To be done:
Wherever the word "source" turns up in a line of the entries, copy that line.

Dataset entries:
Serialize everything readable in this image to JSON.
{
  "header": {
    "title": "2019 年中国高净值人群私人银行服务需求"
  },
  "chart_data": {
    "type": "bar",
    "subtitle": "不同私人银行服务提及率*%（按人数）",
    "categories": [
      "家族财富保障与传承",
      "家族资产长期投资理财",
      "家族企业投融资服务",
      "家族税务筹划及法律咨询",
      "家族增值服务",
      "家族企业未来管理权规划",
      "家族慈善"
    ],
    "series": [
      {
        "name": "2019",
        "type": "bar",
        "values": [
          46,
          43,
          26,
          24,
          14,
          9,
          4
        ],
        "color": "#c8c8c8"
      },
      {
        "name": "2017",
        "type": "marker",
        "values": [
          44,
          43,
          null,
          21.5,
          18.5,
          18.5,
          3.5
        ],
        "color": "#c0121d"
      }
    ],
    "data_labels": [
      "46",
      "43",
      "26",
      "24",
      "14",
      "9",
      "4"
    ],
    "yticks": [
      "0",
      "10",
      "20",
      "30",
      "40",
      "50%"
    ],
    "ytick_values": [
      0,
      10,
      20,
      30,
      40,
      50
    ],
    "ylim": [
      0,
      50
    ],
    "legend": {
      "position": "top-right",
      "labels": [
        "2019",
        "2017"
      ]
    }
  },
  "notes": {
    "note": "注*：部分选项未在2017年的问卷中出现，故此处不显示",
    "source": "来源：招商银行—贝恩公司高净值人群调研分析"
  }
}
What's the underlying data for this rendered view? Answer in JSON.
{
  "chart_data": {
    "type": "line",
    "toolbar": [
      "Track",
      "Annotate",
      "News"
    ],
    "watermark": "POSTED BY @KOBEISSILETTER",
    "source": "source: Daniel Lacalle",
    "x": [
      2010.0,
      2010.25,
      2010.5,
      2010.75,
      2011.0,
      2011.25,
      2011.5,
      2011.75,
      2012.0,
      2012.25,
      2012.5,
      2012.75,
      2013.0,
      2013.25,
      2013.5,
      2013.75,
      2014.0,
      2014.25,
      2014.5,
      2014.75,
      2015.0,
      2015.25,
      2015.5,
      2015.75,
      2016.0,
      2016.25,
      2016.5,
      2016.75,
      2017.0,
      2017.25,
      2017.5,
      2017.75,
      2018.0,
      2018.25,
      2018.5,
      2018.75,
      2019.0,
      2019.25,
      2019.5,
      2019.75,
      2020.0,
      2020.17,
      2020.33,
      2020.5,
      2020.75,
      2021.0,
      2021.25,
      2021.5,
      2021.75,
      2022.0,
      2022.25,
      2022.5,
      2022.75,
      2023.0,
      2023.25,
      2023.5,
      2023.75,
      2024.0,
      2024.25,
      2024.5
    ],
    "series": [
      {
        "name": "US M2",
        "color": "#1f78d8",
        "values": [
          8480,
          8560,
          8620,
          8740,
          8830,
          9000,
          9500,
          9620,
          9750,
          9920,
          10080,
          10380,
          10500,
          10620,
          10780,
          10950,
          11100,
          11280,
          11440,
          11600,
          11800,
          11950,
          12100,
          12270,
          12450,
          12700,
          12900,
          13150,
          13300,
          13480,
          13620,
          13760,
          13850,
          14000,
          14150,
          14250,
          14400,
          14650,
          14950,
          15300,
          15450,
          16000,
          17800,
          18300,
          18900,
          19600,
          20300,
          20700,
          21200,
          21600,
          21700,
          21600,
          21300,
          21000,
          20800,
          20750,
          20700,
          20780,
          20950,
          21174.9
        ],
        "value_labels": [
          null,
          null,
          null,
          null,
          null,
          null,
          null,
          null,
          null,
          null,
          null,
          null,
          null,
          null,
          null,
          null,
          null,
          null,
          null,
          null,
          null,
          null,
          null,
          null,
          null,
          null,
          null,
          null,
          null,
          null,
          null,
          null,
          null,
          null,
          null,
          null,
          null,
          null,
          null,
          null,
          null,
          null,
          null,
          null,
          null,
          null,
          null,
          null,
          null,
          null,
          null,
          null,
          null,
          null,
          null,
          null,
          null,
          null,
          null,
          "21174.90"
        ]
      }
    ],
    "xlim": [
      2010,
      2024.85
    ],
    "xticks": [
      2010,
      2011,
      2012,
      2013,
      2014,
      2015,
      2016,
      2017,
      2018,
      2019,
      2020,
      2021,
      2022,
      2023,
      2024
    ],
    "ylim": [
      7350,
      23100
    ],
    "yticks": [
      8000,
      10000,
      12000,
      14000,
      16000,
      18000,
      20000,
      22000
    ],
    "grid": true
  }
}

Task solution:
    "source": "来源：招商银行—贝恩公司高净值人群调研分析"
    "source": "source: Daniel Lacalle",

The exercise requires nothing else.